(TASK STATEMENT): Locate each line in the data below that contains the string "number", and copy all of those lines.

Rows from a dataset
= = = = = = =

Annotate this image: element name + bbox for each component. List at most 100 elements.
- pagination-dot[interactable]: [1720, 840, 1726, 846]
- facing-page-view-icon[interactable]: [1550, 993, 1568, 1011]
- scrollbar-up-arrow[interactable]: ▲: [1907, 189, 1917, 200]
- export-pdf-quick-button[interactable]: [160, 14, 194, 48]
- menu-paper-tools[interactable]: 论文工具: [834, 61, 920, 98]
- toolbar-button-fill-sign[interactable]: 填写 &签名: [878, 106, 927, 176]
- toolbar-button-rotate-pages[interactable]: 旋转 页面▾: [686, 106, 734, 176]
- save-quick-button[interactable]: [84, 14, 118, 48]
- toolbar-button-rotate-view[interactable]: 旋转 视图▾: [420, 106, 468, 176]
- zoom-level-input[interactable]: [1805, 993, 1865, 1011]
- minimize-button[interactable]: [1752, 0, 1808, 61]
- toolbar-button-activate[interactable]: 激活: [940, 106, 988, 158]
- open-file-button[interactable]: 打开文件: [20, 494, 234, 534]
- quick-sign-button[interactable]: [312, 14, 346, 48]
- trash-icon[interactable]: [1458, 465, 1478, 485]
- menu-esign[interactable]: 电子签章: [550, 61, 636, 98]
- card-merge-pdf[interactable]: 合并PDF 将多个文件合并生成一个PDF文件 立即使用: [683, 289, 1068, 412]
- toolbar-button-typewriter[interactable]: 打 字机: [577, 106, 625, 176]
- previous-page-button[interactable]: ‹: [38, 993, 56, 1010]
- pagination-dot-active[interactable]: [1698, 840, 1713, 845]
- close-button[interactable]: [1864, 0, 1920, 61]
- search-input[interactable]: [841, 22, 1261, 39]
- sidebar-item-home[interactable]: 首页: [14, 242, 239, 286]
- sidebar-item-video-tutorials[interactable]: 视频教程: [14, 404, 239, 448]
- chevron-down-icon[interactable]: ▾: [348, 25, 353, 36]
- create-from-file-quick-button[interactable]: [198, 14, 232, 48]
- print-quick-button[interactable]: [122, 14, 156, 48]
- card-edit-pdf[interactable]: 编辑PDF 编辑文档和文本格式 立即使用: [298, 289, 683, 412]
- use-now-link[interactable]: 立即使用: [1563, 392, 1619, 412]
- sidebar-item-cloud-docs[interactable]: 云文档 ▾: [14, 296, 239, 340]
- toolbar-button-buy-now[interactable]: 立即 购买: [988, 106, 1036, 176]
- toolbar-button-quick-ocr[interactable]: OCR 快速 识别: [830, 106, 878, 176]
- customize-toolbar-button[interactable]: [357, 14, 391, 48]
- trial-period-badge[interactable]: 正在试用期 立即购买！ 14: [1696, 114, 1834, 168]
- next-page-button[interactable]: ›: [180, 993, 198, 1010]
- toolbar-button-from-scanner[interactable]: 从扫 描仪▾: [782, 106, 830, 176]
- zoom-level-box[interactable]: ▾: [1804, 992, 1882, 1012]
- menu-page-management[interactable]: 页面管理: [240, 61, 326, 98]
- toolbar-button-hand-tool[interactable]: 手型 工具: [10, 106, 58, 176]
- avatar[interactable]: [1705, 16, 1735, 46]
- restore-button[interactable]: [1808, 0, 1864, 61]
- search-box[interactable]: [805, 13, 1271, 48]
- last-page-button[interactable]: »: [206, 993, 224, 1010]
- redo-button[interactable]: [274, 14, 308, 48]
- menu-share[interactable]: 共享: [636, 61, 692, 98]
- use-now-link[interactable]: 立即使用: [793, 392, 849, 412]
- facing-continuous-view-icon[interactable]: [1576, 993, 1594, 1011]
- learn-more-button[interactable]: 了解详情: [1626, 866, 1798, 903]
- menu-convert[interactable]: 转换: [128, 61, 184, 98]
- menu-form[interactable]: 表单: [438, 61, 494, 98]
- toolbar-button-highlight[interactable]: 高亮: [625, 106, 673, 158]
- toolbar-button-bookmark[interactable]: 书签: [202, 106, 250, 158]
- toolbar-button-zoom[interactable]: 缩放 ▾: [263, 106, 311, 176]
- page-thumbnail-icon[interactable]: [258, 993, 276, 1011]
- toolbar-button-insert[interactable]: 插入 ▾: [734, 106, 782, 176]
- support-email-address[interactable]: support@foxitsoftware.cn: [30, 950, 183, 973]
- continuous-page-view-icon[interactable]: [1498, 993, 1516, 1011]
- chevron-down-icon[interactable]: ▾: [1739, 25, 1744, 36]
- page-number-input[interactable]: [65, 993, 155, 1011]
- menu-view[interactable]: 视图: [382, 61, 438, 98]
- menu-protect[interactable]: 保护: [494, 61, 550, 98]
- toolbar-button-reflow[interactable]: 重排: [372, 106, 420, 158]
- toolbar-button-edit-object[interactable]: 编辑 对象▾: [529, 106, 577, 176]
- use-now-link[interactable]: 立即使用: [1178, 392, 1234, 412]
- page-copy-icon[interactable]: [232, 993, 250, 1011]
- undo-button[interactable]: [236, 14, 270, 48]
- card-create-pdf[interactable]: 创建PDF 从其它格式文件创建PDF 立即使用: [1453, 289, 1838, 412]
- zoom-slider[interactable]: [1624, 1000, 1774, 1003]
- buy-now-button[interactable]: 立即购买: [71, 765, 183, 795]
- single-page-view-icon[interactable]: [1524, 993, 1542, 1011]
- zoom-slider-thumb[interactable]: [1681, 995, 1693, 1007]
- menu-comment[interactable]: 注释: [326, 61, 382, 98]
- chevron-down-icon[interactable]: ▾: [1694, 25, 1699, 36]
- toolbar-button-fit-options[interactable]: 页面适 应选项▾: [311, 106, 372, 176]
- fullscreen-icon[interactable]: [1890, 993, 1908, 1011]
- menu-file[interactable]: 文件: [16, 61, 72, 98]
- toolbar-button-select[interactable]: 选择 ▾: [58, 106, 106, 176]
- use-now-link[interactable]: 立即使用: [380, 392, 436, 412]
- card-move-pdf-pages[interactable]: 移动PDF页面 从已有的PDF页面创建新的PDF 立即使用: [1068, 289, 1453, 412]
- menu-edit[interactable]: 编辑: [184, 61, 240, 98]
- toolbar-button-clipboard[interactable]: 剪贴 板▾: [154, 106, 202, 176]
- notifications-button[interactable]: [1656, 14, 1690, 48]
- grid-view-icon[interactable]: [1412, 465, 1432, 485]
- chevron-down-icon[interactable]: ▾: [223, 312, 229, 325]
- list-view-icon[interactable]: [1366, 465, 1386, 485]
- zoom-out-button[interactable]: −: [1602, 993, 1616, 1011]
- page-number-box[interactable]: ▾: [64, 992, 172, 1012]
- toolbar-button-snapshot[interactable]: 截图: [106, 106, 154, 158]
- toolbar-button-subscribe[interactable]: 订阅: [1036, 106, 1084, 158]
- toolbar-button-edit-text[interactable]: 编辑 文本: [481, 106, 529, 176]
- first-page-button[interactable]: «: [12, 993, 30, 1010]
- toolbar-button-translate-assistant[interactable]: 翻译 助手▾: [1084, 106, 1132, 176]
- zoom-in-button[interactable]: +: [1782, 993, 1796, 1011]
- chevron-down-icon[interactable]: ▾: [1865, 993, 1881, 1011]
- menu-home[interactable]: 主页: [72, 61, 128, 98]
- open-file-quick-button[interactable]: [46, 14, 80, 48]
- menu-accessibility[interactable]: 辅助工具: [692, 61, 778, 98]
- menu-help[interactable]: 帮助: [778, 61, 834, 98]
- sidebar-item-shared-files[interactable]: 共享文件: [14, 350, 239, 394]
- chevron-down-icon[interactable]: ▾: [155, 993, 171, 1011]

= = = = = = =

(CORRECT OUTPUT):
- page-number-input[interactable]: [65, 993, 155, 1011]
- page-number-box[interactable]: ▾: [64, 992, 172, 1012]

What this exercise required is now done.